(Items from an interface collection)
=== Section Start ===

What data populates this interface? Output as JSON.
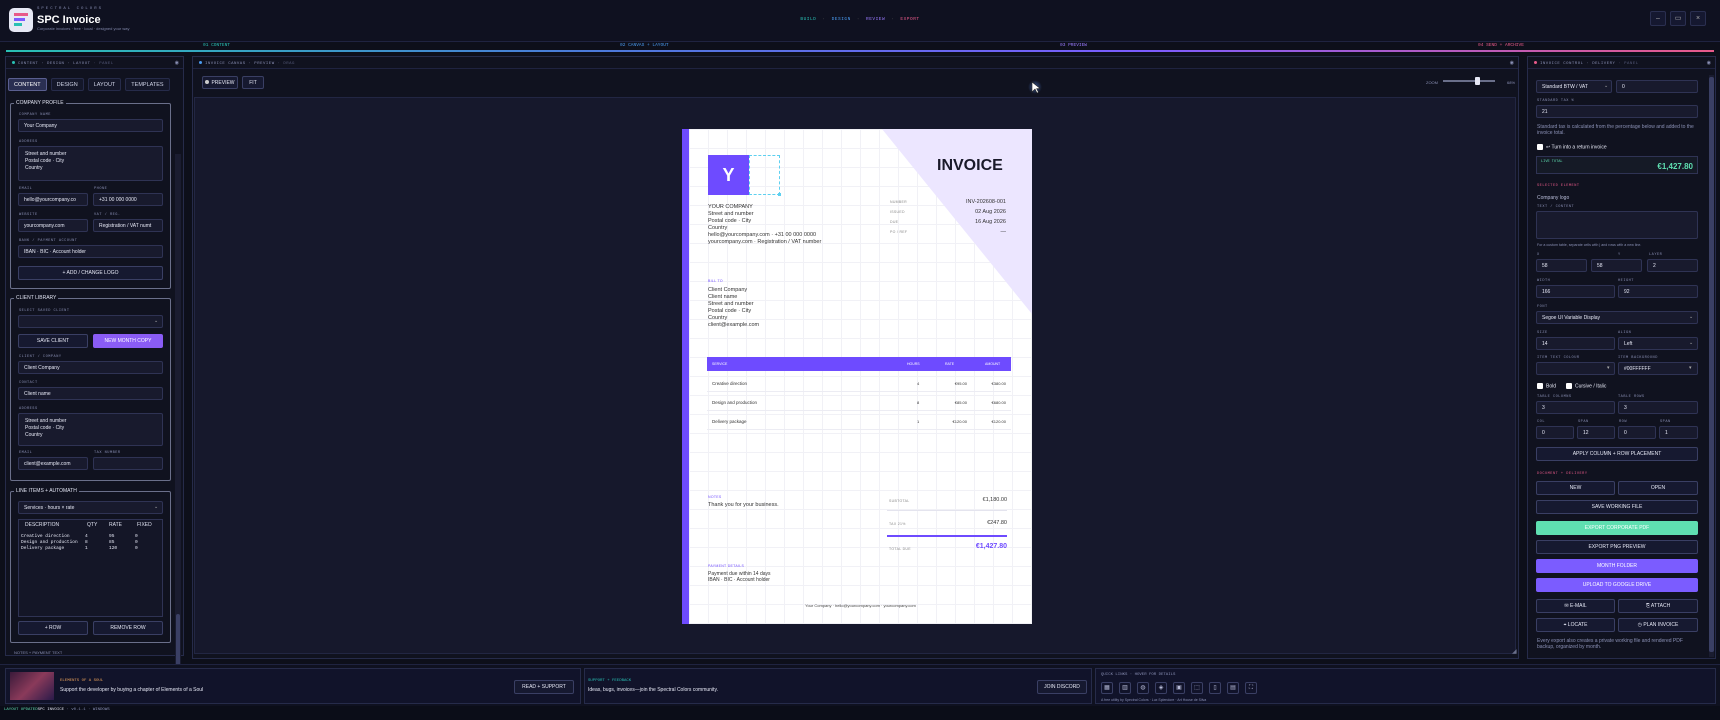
{
  "app": {
    "brand_sub": "SPECTRAL COLORS",
    "title": "SPC Invoice",
    "tagline": "Corporate invoices · free · local · designed your way",
    "nav": [
      "BUILD",
      "DESIGN",
      "REVIEW",
      "EXPORT"
    ],
    "nav_sep": "·",
    "window_buttons": [
      "–",
      "▭",
      "×"
    ]
  },
  "steps": [
    "01 CONTENT",
    "02 CANVAS + LAYOUT",
    "03 PREVIEW",
    "04 SEND + ARCHIVE"
  ],
  "left_panel": {
    "title": "CONTENT · DESIGN · LAYOUT",
    "title_dim": "· PANEL",
    "tabs": [
      "CONTENT",
      "DESIGN",
      "LAYOUT",
      "TEMPLATES"
    ],
    "company": {
      "section_title": "COMPANY PROFILE",
      "name_label": "COMPANY NAME",
      "name": "Your Company",
      "address_label": "ADDRESS",
      "address": [
        "Street and number",
        "Postal code · City",
        "Country"
      ],
      "email_label": "EMAIL",
      "email": "hello@yourcompany.co",
      "phone_label": "PHONE",
      "phone": "+31 00 000 0000",
      "website_label": "WEBSITE",
      "website": "yourcompany.com",
      "vat_label": "VAT / REG.",
      "vat": "Registration / VAT numt",
      "bank_label": "BANK / PAYMENT ACCOUNT",
      "bank": "IBAN · BIC · Account holder",
      "logo_button": "+ ADD / CHANGE LOGO"
    },
    "client": {
      "section_title": "CLIENT LIBRARY",
      "saved_label": "SELECT SAVED CLIENT",
      "saved_value": "",
      "save_button": "SAVE CLIENT",
      "new_month_button": "NEW MONTH COPY",
      "company_label": "CLIENT / COMPANY",
      "company": "Client Company",
      "contact_label": "CONTACT",
      "contact": "Client name",
      "address_label": "ADDRESS",
      "address": [
        "Street and number",
        "Postal code · City",
        "Country"
      ],
      "email_label": "EMAIL",
      "email": "client@example.com",
      "tax_label": "TAX NUMBER",
      "tax": ""
    },
    "line_items": {
      "section_title": "LINE ITEMS + AUTOMATH",
      "mode": "Services · hours × rate",
      "headers": [
        "DESCRIPTION",
        "QTY",
        "RATE",
        "FIXED"
      ],
      "rows": [
        [
          "Creative direction",
          "4",
          "95",
          "0"
        ],
        [
          "Design and production",
          "8",
          "85",
          "0"
        ],
        [
          "Delivery package",
          "1",
          "120",
          "0"
        ]
      ],
      "add_row": "+ ROW",
      "remove_row": "REMOVE ROW",
      "next_section": "NOTES + PAYMENT TEXT"
    }
  },
  "center_panel": {
    "title": "INVOICE CANVAS · PREVIEW",
    "title_dim": "· DRAG",
    "preview_button": "PREVIEW",
    "fit_button": "FIT",
    "zoom_label": "ZOOM",
    "zoom_value": "68%",
    "zoom_fraction": 0.68
  },
  "invoice": {
    "logo_letter": "Y",
    "title": "INVOICE",
    "meta_labels": [
      "NUMBER",
      "ISSUED",
      "DUE",
      "PO / REF"
    ],
    "meta_values": [
      "INV-202608-001",
      "02 Aug 2026",
      "16 Aug 2026",
      "—"
    ],
    "company_lines": [
      "YOUR COMPANY",
      "Street and number",
      "Postal code · City",
      "Country",
      "hello@yourcompany.com  ·  +31 00 000 0000",
      "yourcompany.com  ·  Registration / VAT number"
    ],
    "bill_to_label": "BILL TO",
    "bill_to_lines": [
      "Client Company",
      "Client name",
      "Street and number",
      "Postal code · City",
      "Country",
      "client@example.com"
    ],
    "table_headers": [
      "SERVICE",
      "HOURS",
      "RATE",
      "AMOUNT"
    ],
    "table_rows": [
      [
        "Creative direction",
        "4",
        "€95.00",
        "€380.00"
      ],
      [
        "Design and production",
        "8",
        "€85.00",
        "€680.00"
      ],
      [
        "Delivery package",
        "1",
        "€120.00",
        "€120.00"
      ]
    ],
    "notes_label": "NOTES",
    "notes_text": "Thank you for your business.",
    "subtotal_label": "SUBTOTAL",
    "subtotal": "€1,180.00",
    "tax_label": "TAX 21%",
    "tax": "€247.80",
    "total_label": "TOTAL DUE",
    "total": "€1,427.80",
    "payment_label": "PAYMENT DETAILS",
    "payment_lines": [
      "Payment due within 14 days",
      "IBAN · BIC · Account holder"
    ],
    "footer_line": "Your Company  ·  hello@yourcompany.com  ·  yourcompany.com"
  },
  "right_panel": {
    "title": "INVOICE CONTROL · DELIVERY",
    "title_dim": "· PANEL",
    "tax_mode": "Standard BTW / VAT",
    "tax_extra": "0",
    "std_tax_label": "STANDARD TAX %",
    "std_tax": "21",
    "tax_note": "Standard tax is calculated from the percentage below and added to the invoice total.",
    "return_label": "↩ Turn into a return invoice",
    "live_total_label": "LIVE TOTAL",
    "live_total": "€1,427.80",
    "selected_label": "SELECTED ELEMENT",
    "selected_name": "Company logo",
    "text_label": "TEXT / CONTENT",
    "text_value": "",
    "table_hint": "For a custom table, separate cells with | and rows with a new line.",
    "x_label": "X",
    "x": "58",
    "y_label": "Y",
    "y": "58",
    "layer_label": "LAYER",
    "layer": "2",
    "width_label": "WIDTH",
    "width": "166",
    "height_label": "HEIGHT",
    "height": "92",
    "font_label": "FONT",
    "font": "Segoe UI Variable Display",
    "size_label": "SIZE",
    "size": "14",
    "align_label": "ALIGN",
    "align": "Left",
    "item_text_label": "ITEM TEXT COLOUR",
    "item_text": "",
    "item_bg_label": "ITEM BACKGROUND",
    "item_bg": "#00FFFFFF",
    "bold_label": "Bold",
    "italic_label": "Cursive / Italic",
    "table_cols_label": "TABLE COLUMNS",
    "table_cols": "3",
    "table_rows_label": "TABLE ROWS",
    "table_rows": "3",
    "col_label": "COL",
    "col": "0",
    "span1_label": "SPAN",
    "span1": "12",
    "row_label": "ROW",
    "row": "0",
    "span2_label": "SPAN",
    "span2": "1",
    "apply_button": "APPLY COLUMN + ROW PLACEMENT",
    "doc_label": "DOCUMENT + DELIVERY",
    "new_button": "NEW",
    "open_button": "OPEN",
    "save_button": "SAVE WORKING FILE",
    "export_pdf": "EXPORT CORPORATE PDF",
    "export_png": "EXPORT PNG PREVIEW",
    "month_folder": "MONTH FOLDER",
    "upload_drive": "UPLOAD TO GOOGLE DRIVE",
    "email_button": "✉ E-MAIL",
    "attach_button": "⎘ ATTACH",
    "locate_button": "⌖ LOCATE",
    "plan_button": "◷ PLAN INVOICE",
    "export_note": "Every export also creates a private working file and rendered PDF backup, organized by month."
  },
  "footer": {
    "promo_label": "ELEMENTS OF A SOUL",
    "promo_text": "Support the developer by buying a chapter of Elements of a Soul",
    "read_button": "READ + SUPPORT",
    "support_label": "SUPPORT + FEEDBACK",
    "support_text": "Ideas, bugs, invoices—join the Spectral Colors community.",
    "discord_button": "JOIN DISCORD",
    "quick_label": "QUICK LINKS  ·  HOVER FOR DETAILS",
    "quick_caption": "A free utility by Spectral Colors  ·  Lux Splendore  ·  Art House de Silva",
    "quick_icons": [
      "▦",
      "▥",
      "◍",
      "◈",
      "▣",
      "⬚",
      "▯",
      "▤",
      "⛶"
    ]
  },
  "status": {
    "left": "LAYOUT UPDATED",
    "app": "SPC INVOICE",
    "version": "v0.1.1",
    "platform": "WINDOWS"
  },
  "colors": {
    "accent": "#7b5cff",
    "teal": "#29c0b4",
    "pink": "#e85a8a",
    "green": "#5fdfb1"
  }
}
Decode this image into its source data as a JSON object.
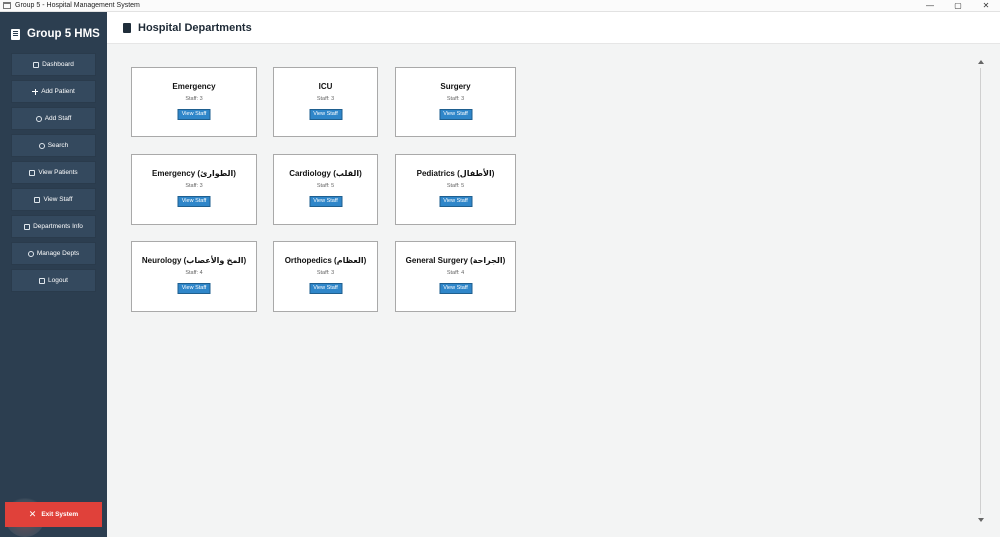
{
  "window": {
    "title": "Group 5 - Hospital Management System",
    "controls": {
      "minimize": "—",
      "maximize": "▢",
      "close": "✕"
    }
  },
  "sidebar": {
    "brand": "Group 5 HMS",
    "items": [
      {
        "label": "Dashboard",
        "icon": "bar-chart-icon"
      },
      {
        "label": "Add Patient",
        "icon": "plus-icon"
      },
      {
        "label": "Add Staff",
        "icon": "staff-icon"
      },
      {
        "label": "Search",
        "icon": "search-icon"
      },
      {
        "label": "View Patients",
        "icon": "clipboard-icon"
      },
      {
        "label": "View Staff",
        "icon": "list-icon"
      },
      {
        "label": "Departments Info",
        "icon": "building-icon"
      },
      {
        "label": "Manage Depts",
        "icon": "gear-icon"
      },
      {
        "label": "Logout",
        "icon": "logout-icon"
      }
    ],
    "exit": "Exit System"
  },
  "header": {
    "title": "Hospital Departments"
  },
  "departments": [
    {
      "name": "Emergency",
      "staff": "Staff: 3",
      "button": "View Staff"
    },
    {
      "name": "ICU",
      "staff": "Staff: 3",
      "button": "View Staff"
    },
    {
      "name": "Surgery",
      "staff": "Staff: 3",
      "button": "View Staff"
    },
    {
      "name": "Emergency (الطوارئ)",
      "staff": "Staff: 3",
      "button": "View Staff"
    },
    {
      "name": "Cardiology (القلب)",
      "staff": "Staff: 5",
      "button": "View Staff"
    },
    {
      "name": "Pediatrics (الأطفال)",
      "staff": "Staff: 5",
      "button": "View Staff"
    },
    {
      "name": "Neurology (المخ والأعصاب)",
      "staff": "Staff: 4",
      "button": "View Staff"
    },
    {
      "name": "Orthopedics (العظام)",
      "staff": "Staff: 3",
      "button": "View Staff"
    },
    {
      "name": "General Surgery (الجراحة)",
      "staff": "Staff: 4",
      "button": "View Staff"
    }
  ],
  "colors": {
    "sidebar_bg": "#2c3e50",
    "nav_button_bg": "#34495e",
    "exit_button_bg": "#e0413a",
    "view_button_bg": "#2f86c9",
    "content_bg": "#f3f4f4"
  }
}
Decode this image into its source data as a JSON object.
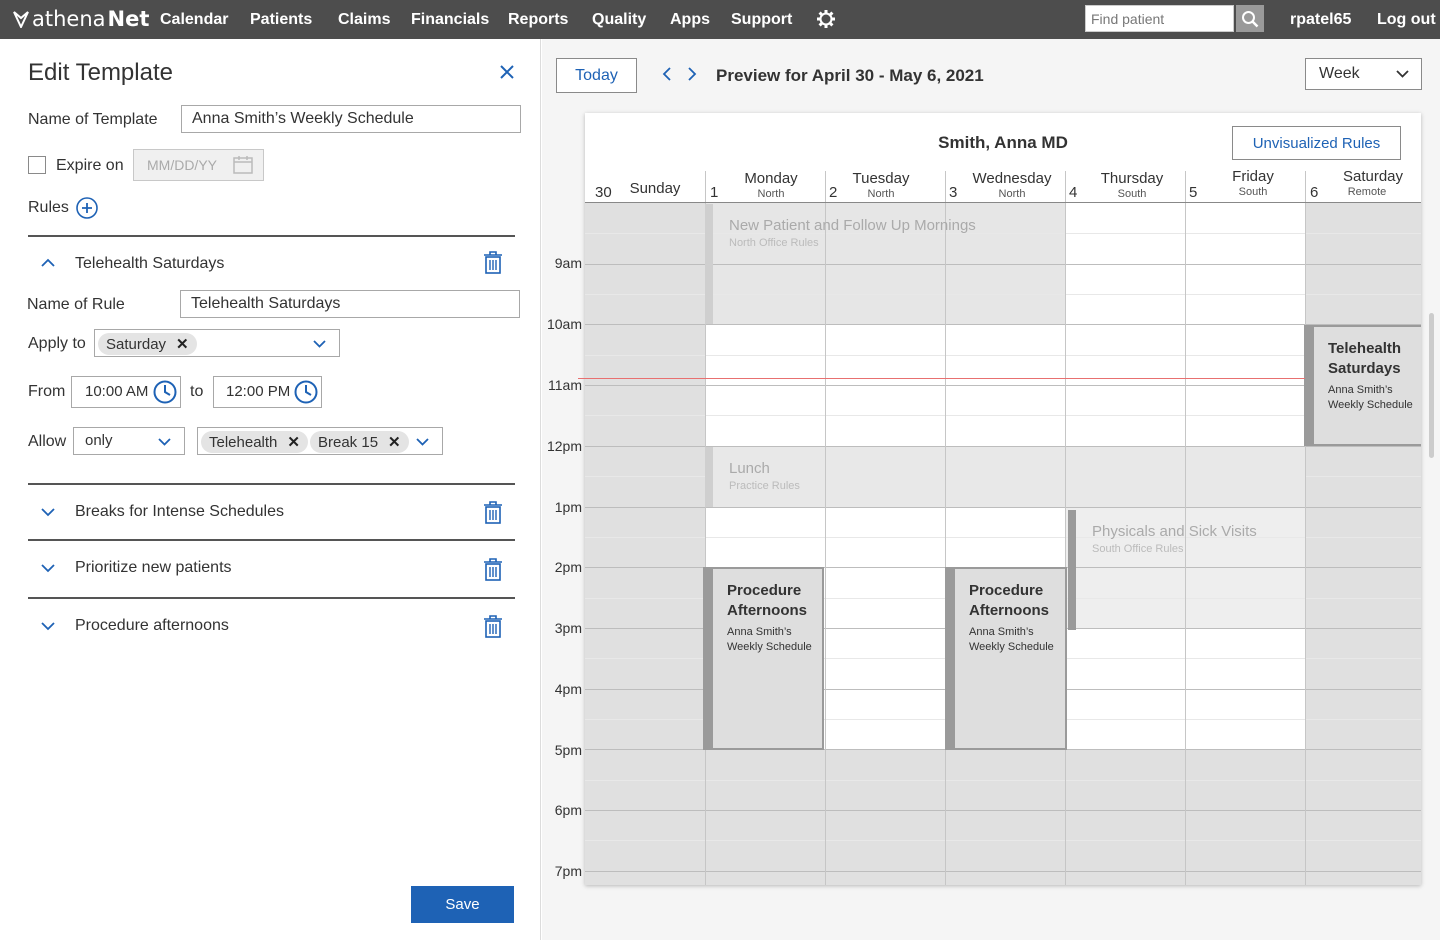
{
  "nav": {
    "logo_a": "athena",
    "logo_b": "Net",
    "items": [
      "Calendar",
      "Patients",
      "Claims",
      "Financials",
      "Reports",
      "Quality",
      "Apps",
      "Support"
    ],
    "search_placeholder": "Find patient",
    "user": "rpatel65",
    "logout": "Log out"
  },
  "template": {
    "title": "Edit Template",
    "name_label": "Name of Template",
    "name_value": "Anna Smith’s Weekly Schedule",
    "expire_label": "Expire on",
    "expire_placeholder": "MM/DD/YY",
    "rules_label": "Rules",
    "save": "Save"
  },
  "rules": [
    {
      "title": "Telehealth Saturdays",
      "expanded": true,
      "name_label": "Name of Rule",
      "name_value": "Telehealth Saturdays",
      "apply_label": "Apply to",
      "apply_chip": "Saturday",
      "from_label": "From",
      "from_value": "10:00 AM",
      "to_label": "to",
      "to_value": "12:00 PM",
      "allow_label": "Allow",
      "allow_value": "only",
      "allow_chips": [
        "Telehealth",
        "Break 15"
      ]
    },
    {
      "title": "Breaks for Intense Schedules",
      "expanded": false
    },
    {
      "title": "Prioritize new patients",
      "expanded": false
    },
    {
      "title": "Procedure afternoons",
      "expanded": false
    }
  ],
  "preview": {
    "today": "Today",
    "range": "Preview for April 30 -  May 6, 2021",
    "view": "Week",
    "provider": "Smith, Anna MD",
    "unvisualized": "Unvisualized Rules",
    "days": [
      {
        "num": "30",
        "name": "Sunday",
        "loc": ""
      },
      {
        "num": "1",
        "name": "Monday",
        "loc": "North"
      },
      {
        "num": "2",
        "name": "Tuesday",
        "loc": "North"
      },
      {
        "num": "3",
        "name": "Wednesday",
        "loc": "North"
      },
      {
        "num": "4",
        "name": "Thursday",
        "loc": "South"
      },
      {
        "num": "5",
        "name": "Friday",
        "loc": "South"
      },
      {
        "num": "6",
        "name": "Saturday",
        "loc": "Remote"
      }
    ],
    "times": [
      "9am",
      "10am",
      "11am",
      "12pm",
      "1pm",
      "2pm",
      "3pm",
      "4pm",
      "5pm",
      "6pm",
      "7pm"
    ],
    "blocks": {
      "np_title": "New Patient and Follow Up Mornings",
      "np_sub": "North Office Rules",
      "lunch_title": "Lunch",
      "lunch_sub": "Practice Rules",
      "phys_title": "Physicals and Sick Visits",
      "phys_sub": "South Office Rules",
      "proc_title": "Procedure Afternoons",
      "proc_sub": "Anna Smith’s Weekly Schedule",
      "tele_title": "Telehealth Saturdays",
      "tele_sub": "Anna Smith’s Weekly Schedule"
    }
  }
}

=== Section End ===

> Requirement
Filter the records above down to the lines that hold the string "CANVAS".

> Your response
    "02 CANVAS + LAYOUT",
    "title": "INVOICE CANVAS · PREVIEW",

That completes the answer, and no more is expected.